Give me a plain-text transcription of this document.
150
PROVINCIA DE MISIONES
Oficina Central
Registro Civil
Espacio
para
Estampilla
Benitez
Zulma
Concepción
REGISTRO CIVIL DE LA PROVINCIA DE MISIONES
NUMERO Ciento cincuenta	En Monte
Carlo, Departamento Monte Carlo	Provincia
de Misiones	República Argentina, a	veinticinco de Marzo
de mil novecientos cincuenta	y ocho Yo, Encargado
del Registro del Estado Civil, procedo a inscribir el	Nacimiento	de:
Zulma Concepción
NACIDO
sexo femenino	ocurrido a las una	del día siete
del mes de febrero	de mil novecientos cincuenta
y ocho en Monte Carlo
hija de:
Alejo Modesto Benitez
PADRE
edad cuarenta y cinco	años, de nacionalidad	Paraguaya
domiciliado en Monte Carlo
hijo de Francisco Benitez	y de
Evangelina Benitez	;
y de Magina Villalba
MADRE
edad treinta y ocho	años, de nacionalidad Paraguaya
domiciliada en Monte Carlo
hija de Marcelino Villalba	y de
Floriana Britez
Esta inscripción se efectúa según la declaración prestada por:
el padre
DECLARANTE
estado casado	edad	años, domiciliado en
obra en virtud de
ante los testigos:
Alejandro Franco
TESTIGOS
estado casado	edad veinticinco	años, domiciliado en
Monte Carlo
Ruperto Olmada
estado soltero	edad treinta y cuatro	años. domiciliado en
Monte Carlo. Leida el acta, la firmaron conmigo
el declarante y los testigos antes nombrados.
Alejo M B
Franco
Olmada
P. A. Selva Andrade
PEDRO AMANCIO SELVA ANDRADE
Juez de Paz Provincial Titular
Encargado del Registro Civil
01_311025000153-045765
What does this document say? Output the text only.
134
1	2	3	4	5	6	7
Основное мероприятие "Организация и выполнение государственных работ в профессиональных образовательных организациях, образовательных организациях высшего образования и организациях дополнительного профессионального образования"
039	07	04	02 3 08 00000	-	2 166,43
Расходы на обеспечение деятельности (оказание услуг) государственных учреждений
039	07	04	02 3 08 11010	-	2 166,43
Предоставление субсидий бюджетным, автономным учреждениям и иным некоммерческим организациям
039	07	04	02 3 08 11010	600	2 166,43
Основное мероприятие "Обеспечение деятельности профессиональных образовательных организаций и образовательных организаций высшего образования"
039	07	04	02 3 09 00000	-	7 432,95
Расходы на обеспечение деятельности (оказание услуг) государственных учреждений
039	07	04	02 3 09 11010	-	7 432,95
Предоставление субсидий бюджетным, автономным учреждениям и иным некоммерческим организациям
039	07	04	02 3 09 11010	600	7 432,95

_ _ _ _ _ _ _

### Short exercise
The lines above should be duplicated exactly.

### Result
Give me a plain-text transcription of this document.
150
PROVINCIA DE MISIONES
Oficina Central
Registro Civil
Espacio
para
Estampilla
Benitez
Zulma
Concepción
REGISTRO CIVIL DE LA PROVINCIA DE MISIONES
NUMERO Ciento cincuenta	En Monte
Carlo, Departamento Monte Carlo	Provincia
de Misiones	República Argentina, a	veinticinco de Marzo
de mil novecientos cincuenta	y ocho Yo, Encargado
del Registro del Estado Civil, procedo a inscribir el	Nacimiento	de:
Zulma Concepción
NACIDO
sexo femenino	ocurrido a las una	del día siete
del mes de febrero	de mil novecientos cincuenta
y ocho en Monte Carlo
hija de:
Alejo Modesto Benitez
PADRE
edad cuarenta y cinco	años, de nacionalidad	Paraguaya
domiciliado en Monte Carlo
hijo de Francisco Benitez	y de
Evangelina Benitez	;
y de Magina Villalba
MADRE
edad treinta y ocho	años, de nacionalidad Paraguaya
domiciliada en Monte Carlo
hija de Marcelino Villalba	y de
Floriana Britez
Esta inscripción se efectúa según la declaración prestada por:
el padre
DECLARANTE
estado casado	edad	años, domiciliado en
obra en virtud de
ante los testigos:
Alejandro Franco
TESTIGOS
estado casado	edad veinticinco	años, domiciliado en
Monte Carlo
Ruperto Olmada
estado soltero	edad treinta y cuatro	años. domiciliado en
Monte Carlo. Leida el acta, la firmaron conmigo
el declarante y los testigos antes nombrados.
Alejo M B
Franco
Olmada
P. A. Selva Andrade
PEDRO AMANCIO SELVA ANDRADE
Juez de Paz Provincial Titular
Encargado del Registro Civil
01_311025000153-045765
What does this document say? Output the text only.
134
1	2	3	4	5	6	7
Основное мероприятие "Организация и выполнение государственных работ в профессиональных образовательных организациях, образовательных организациях высшего образования и организациях дополнительного профессионального образования"
039	07	04	02 3 08 00000	-	2 166,43
Расходы на обеспечение деятельности (оказание услуг) государственных учреждений
039	07	04	02 3 08 11010	-	2 166,43
Предоставление субсидий бюджетным, автономным учреждениям и иным некоммерческим организациям
039	07	04	02 3 08 11010	600	2 166,43
Основное мероприятие "Обеспечение деятельности профессиональных образовательных организаций и образовательных организаций высшего образования"
039	07	04	02 3 09 00000	-	7 432,95
Расходы на обеспечение деятельности (оказание услуг) государственных учреждений
039	07	04	02 3 09 11010	-	7 432,95
Предоставление субсидий бюджетным, автономным учреждениям и иным некоммерческим организациям
039	07	04	02 3 09 11010	600	7 432,95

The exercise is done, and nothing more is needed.